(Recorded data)
********************

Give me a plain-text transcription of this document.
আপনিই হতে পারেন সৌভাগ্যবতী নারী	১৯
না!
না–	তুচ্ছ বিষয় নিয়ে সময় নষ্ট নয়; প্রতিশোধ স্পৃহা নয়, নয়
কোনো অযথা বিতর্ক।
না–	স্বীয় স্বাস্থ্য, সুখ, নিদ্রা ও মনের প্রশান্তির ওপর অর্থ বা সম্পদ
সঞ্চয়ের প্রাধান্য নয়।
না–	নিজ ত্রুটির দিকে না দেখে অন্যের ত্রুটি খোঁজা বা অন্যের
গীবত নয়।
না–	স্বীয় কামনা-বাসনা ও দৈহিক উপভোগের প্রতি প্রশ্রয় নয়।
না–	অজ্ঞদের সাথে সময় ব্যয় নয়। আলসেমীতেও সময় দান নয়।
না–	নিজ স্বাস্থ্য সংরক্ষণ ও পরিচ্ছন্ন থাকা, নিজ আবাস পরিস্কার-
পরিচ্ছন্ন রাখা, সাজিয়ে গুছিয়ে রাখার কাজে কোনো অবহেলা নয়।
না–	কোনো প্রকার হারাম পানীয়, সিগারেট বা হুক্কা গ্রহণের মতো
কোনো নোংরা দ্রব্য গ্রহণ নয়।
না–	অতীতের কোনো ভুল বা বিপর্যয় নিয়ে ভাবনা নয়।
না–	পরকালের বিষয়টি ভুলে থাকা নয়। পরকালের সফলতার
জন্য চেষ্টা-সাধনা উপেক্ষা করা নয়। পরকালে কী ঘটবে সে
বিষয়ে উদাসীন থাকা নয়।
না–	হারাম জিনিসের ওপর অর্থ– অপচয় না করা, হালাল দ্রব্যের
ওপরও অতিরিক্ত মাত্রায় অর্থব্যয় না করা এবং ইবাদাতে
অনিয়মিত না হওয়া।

********************

Copy out the full material exactly as it appears.

Give me a plain-text transcription of this document.
আপনিই হতে পারেন সৌভাগ্যবতী নারী	১৯
না!
না–	তুচ্ছ বিষয় নিয়ে সময় নষ্ট নয়; প্রতিশোধ স্পৃহা নয়, নয়
কোনো অযথা বিতর্ক।
না–	স্বীয় স্বাস্থ্য, সুখ, নিদ্রা ও মনের প্রশান্তির ওপর অর্থ বা সম্পদ
সঞ্চয়ের প্রাধান্য নয়।
না–	নিজ ত্রুটির দিকে না দেখে অন্যের ত্রুটি খোঁজা বা অন্যের
গীবত নয়।
না–	স্বীয় কামনা-বাসনা ও দৈহিক উপভোগের প্রতি প্রশ্রয় নয়।
না–	অজ্ঞদের সাথে সময় ব্যয় নয়। আলসেমীতেও সময় দান নয়।
না–	নিজ স্বাস্থ্য সংরক্ষণ ও পরিচ্ছন্ন থাকা, নিজ আবাস পরিস্কার-
পরিচ্ছন্ন রাখা, সাজিয়ে গুছিয়ে রাখার কাজে কোনো অবহেলা নয়।
না–	কোনো প্রকার হারাম পানীয়, সিগারেট বা হুক্কা গ্রহণের মতো
কোনো নোংরা দ্রব্য গ্রহণ নয়।
না–	অতীতের কোনো ভুল বা বিপর্যয় নিয়ে ভাবনা নয়।
না–	পরকালের বিষয়টি ভুলে থাকা নয়। পরকালের সফলতার
জন্য চেষ্টা-সাধনা উপেক্ষা করা নয়। পরকালে কী ঘটবে সে
বিষয়ে উদাসীন থাকা নয়।
না–	হারাম জিনিসের ওপর অর্থ– অপচয় না করা, হালাল দ্রব্যের
ওপরও অতিরিক্ত মাত্রায় অর্থব্যয় না করা এবং ইবাদাতে
অনিয়মিত না হওয়া।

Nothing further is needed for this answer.